Exercise aim: In the listing below, find every line containing "وكان" and copy it out.

Records to use:
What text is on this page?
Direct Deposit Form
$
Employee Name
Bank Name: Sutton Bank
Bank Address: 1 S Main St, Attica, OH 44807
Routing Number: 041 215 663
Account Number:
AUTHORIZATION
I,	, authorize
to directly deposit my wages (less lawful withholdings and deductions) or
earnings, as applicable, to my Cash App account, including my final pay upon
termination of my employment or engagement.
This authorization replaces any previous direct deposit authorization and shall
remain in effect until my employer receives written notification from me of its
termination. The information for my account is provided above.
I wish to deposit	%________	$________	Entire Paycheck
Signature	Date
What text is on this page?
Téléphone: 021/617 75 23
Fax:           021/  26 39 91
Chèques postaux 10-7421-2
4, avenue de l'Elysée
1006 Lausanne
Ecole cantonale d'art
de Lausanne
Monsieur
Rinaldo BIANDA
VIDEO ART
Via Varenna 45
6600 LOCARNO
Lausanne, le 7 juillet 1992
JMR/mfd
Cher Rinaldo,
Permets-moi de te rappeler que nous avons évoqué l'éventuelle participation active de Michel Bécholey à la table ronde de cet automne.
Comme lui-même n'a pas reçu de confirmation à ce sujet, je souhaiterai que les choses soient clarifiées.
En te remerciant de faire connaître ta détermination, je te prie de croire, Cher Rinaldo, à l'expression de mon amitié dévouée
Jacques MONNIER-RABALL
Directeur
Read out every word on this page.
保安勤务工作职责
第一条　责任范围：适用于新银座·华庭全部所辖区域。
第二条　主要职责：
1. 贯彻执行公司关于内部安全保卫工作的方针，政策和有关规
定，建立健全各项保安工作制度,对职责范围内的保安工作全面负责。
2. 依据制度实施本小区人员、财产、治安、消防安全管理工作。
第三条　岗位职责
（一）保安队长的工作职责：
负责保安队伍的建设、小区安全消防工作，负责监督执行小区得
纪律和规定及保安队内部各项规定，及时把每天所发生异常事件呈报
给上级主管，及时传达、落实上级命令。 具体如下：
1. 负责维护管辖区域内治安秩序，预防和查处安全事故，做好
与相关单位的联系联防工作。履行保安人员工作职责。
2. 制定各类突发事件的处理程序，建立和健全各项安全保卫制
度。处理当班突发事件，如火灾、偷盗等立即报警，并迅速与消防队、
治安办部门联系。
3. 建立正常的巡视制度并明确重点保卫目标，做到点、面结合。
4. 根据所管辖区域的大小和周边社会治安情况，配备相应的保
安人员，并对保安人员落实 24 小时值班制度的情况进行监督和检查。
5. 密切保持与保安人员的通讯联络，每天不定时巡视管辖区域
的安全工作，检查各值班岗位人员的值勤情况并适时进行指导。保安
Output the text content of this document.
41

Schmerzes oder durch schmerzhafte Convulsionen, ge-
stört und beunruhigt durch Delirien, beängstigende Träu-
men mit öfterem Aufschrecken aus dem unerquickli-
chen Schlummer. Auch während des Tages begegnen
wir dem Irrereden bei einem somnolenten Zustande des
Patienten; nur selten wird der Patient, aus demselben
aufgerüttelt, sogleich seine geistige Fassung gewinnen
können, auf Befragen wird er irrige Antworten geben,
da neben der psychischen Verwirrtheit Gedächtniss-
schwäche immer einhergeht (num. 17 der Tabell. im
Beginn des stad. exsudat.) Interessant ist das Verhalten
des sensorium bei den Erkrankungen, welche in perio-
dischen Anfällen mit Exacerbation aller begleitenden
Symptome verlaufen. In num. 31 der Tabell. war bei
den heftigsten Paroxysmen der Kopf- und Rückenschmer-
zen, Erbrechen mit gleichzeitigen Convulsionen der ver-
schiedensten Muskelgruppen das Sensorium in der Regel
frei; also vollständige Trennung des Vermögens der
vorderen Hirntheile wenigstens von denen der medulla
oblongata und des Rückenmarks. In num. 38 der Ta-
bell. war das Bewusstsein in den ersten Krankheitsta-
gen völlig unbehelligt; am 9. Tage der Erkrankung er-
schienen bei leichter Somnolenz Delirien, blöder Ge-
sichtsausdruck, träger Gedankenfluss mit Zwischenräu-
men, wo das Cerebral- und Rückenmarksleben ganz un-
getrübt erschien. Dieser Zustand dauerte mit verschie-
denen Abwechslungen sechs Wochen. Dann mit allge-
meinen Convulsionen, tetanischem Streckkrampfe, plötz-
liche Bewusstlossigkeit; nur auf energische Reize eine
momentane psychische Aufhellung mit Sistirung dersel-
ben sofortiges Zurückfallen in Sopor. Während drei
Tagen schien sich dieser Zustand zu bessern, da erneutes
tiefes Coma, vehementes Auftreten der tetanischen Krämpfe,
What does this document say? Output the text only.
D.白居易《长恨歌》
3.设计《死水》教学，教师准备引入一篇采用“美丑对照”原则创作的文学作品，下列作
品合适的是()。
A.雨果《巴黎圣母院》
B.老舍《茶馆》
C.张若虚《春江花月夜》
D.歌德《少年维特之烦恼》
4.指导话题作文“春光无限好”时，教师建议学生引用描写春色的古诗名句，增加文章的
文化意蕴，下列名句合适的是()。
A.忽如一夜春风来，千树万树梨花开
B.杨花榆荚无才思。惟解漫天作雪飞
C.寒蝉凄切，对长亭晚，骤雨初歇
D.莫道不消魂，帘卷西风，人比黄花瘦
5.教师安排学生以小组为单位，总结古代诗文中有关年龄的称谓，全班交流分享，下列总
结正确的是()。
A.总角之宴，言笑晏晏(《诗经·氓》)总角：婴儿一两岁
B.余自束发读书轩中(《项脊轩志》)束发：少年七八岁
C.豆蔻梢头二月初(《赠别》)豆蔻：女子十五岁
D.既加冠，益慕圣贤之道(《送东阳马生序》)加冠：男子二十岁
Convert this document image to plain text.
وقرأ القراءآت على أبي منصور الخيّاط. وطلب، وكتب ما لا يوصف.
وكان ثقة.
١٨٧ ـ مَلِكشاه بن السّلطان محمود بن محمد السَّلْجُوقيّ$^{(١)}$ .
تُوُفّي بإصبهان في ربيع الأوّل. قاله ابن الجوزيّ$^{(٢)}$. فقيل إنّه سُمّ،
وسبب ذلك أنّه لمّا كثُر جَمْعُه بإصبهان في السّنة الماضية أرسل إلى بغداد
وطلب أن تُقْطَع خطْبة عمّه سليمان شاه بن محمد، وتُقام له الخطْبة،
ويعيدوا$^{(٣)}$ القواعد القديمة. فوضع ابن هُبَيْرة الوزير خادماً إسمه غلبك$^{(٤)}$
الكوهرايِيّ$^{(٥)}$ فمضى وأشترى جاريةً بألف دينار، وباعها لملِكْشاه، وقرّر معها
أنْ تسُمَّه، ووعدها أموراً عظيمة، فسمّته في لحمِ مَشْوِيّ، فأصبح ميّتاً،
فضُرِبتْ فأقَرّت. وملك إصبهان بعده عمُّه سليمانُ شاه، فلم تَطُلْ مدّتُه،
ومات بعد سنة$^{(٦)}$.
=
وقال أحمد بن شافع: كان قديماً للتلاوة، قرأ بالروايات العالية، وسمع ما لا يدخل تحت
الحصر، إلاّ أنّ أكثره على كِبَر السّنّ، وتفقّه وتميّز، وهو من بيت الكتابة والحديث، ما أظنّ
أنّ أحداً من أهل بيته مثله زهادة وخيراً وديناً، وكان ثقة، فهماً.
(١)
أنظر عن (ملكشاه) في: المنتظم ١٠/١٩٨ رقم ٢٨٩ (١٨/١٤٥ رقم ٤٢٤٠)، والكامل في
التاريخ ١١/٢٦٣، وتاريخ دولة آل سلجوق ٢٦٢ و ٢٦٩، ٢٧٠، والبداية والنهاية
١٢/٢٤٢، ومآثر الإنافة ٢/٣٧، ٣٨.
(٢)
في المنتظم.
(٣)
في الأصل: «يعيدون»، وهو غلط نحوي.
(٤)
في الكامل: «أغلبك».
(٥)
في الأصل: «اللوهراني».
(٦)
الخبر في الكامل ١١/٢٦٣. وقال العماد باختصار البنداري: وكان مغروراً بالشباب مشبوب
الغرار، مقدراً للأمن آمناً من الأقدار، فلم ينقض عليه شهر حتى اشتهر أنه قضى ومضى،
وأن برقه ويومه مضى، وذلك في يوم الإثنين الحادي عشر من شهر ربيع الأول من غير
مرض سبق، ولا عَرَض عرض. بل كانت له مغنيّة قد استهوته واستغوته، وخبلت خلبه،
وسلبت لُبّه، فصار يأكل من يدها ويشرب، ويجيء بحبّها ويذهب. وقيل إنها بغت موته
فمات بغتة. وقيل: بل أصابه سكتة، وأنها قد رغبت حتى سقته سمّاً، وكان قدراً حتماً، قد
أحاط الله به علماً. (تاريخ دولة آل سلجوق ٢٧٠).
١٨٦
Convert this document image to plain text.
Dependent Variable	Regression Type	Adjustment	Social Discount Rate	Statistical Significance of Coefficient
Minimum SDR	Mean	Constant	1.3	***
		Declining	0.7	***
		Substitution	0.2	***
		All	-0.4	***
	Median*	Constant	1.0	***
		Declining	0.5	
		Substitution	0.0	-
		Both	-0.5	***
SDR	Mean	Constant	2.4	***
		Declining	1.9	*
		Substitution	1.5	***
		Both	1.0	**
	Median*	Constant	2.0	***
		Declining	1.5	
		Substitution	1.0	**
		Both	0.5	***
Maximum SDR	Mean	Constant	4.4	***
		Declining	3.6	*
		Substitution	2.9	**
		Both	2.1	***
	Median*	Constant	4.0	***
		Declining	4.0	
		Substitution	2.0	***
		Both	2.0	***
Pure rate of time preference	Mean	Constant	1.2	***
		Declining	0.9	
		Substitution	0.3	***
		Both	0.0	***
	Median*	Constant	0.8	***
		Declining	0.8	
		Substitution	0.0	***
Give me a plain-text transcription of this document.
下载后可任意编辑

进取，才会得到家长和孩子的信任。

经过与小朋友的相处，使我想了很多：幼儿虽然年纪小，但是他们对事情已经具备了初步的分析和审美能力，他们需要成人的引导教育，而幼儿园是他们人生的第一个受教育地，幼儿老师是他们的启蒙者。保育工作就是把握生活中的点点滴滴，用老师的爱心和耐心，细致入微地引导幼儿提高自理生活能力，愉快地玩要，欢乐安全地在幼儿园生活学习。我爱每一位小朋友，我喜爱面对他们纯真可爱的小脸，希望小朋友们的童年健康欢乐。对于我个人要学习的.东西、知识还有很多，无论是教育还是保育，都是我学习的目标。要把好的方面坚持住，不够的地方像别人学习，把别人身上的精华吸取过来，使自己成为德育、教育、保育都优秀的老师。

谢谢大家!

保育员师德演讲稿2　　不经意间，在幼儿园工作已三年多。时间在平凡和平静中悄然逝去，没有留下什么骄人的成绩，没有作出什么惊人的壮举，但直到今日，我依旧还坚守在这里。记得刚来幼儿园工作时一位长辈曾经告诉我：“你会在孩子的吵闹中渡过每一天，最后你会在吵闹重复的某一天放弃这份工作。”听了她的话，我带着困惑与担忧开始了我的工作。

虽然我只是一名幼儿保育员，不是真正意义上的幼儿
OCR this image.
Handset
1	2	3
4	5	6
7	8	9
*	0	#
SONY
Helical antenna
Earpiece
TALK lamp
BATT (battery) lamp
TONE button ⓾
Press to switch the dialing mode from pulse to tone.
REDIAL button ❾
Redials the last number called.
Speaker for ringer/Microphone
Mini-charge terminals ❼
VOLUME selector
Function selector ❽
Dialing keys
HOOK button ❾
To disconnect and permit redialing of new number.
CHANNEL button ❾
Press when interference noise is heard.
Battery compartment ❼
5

Solution:
وكان ثقة.
أنّ أحداً من أهل بيته مثله زهادة وخيراً وديناً، وكان ثقة، فهماً.
الخبر في الكامل ١١/٢٦٣. وقال العماد باختصار البنداري: وكان مغروراً بالشباب مشبوب
فمات بغتة. وقيل: بل أصابه سكتة، وأنها قد رغبت حتى سقته سمّاً، وكان قدراً حتماً، قد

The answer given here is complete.